**The input:**
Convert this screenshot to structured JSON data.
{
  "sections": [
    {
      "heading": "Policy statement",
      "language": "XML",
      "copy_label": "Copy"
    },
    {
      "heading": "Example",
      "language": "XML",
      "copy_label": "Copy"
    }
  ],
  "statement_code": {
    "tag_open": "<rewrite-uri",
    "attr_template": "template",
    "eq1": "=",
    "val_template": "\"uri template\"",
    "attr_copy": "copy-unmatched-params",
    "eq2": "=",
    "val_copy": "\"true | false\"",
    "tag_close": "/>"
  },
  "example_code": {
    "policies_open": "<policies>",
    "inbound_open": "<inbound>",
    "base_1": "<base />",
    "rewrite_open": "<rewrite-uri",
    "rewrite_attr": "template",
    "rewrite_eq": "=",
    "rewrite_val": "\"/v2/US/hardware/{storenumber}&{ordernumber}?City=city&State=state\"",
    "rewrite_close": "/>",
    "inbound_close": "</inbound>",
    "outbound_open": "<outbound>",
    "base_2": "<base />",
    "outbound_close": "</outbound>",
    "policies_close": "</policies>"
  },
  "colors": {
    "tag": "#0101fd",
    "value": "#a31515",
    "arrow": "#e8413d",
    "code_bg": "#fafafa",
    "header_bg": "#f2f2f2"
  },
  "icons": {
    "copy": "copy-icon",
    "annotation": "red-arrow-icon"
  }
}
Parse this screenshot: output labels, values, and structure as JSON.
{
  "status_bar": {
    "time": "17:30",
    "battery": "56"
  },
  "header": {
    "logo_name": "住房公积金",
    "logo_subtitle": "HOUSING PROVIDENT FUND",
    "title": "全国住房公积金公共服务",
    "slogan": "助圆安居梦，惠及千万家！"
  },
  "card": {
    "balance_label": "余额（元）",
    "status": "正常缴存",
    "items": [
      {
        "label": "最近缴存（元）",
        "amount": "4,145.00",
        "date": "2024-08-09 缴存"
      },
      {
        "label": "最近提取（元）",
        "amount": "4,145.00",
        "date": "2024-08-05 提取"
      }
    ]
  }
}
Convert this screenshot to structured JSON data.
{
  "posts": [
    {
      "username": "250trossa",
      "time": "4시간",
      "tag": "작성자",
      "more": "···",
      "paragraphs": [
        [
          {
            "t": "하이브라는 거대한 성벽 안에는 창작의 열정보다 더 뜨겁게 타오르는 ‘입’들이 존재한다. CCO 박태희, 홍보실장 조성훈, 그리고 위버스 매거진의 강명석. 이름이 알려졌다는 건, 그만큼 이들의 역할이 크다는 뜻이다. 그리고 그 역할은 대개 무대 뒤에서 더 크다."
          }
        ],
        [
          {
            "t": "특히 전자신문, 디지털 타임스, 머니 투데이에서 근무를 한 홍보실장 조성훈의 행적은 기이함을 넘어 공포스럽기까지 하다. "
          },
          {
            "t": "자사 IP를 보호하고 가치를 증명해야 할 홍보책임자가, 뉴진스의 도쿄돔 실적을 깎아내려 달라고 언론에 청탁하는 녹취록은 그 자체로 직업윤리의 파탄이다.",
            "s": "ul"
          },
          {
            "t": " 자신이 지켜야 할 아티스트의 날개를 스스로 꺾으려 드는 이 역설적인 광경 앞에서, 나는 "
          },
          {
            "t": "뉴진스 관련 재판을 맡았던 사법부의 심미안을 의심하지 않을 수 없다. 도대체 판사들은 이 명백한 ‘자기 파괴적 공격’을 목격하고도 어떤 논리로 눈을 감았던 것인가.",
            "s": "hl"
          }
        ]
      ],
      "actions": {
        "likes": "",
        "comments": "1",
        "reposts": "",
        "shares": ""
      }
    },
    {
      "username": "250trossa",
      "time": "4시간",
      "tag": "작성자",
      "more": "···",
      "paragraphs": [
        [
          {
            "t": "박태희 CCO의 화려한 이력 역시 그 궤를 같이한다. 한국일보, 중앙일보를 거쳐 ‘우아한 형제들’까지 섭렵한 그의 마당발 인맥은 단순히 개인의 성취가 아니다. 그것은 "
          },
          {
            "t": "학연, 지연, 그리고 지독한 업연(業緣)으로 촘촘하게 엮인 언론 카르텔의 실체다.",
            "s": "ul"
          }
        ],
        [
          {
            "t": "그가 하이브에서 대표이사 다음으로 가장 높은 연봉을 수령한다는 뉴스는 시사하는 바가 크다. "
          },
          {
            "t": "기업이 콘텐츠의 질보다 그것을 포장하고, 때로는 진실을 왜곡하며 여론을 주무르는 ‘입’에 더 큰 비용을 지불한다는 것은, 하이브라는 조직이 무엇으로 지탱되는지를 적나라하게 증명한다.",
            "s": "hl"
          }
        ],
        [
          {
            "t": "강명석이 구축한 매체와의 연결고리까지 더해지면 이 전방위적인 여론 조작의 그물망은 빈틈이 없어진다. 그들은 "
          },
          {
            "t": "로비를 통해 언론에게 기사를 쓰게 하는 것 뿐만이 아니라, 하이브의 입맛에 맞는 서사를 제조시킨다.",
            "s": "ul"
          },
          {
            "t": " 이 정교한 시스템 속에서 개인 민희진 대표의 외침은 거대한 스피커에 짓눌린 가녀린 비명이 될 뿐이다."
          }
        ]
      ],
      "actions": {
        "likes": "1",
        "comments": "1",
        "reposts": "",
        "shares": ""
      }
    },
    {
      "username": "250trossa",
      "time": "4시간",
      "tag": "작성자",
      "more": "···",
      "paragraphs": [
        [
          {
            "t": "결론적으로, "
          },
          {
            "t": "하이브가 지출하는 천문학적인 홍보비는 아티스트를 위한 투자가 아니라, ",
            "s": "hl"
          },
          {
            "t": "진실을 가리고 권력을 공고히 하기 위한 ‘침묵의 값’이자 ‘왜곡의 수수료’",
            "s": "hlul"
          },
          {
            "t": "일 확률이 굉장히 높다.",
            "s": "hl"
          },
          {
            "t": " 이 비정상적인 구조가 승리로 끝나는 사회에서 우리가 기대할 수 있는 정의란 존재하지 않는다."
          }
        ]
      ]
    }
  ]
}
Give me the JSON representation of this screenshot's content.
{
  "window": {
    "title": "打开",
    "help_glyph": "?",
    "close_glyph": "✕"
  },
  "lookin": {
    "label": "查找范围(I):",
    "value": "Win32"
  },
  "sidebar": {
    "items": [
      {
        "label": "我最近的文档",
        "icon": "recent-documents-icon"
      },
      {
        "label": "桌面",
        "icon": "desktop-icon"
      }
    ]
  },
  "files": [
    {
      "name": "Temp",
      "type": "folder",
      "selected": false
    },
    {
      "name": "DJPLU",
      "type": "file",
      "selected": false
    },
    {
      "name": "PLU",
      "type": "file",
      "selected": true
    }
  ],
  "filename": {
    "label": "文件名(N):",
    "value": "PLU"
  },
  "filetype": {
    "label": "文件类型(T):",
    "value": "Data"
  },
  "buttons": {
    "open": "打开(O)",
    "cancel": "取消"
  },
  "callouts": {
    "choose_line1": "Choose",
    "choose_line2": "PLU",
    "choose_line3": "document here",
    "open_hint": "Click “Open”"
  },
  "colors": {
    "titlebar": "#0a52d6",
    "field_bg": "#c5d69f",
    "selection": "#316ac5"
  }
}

**Directions:** Extract lines where the string "inbound" occurs.

**Correct answer:**
    "inbound_open": "<inbound>",
    "inbound_close": "</inbound>",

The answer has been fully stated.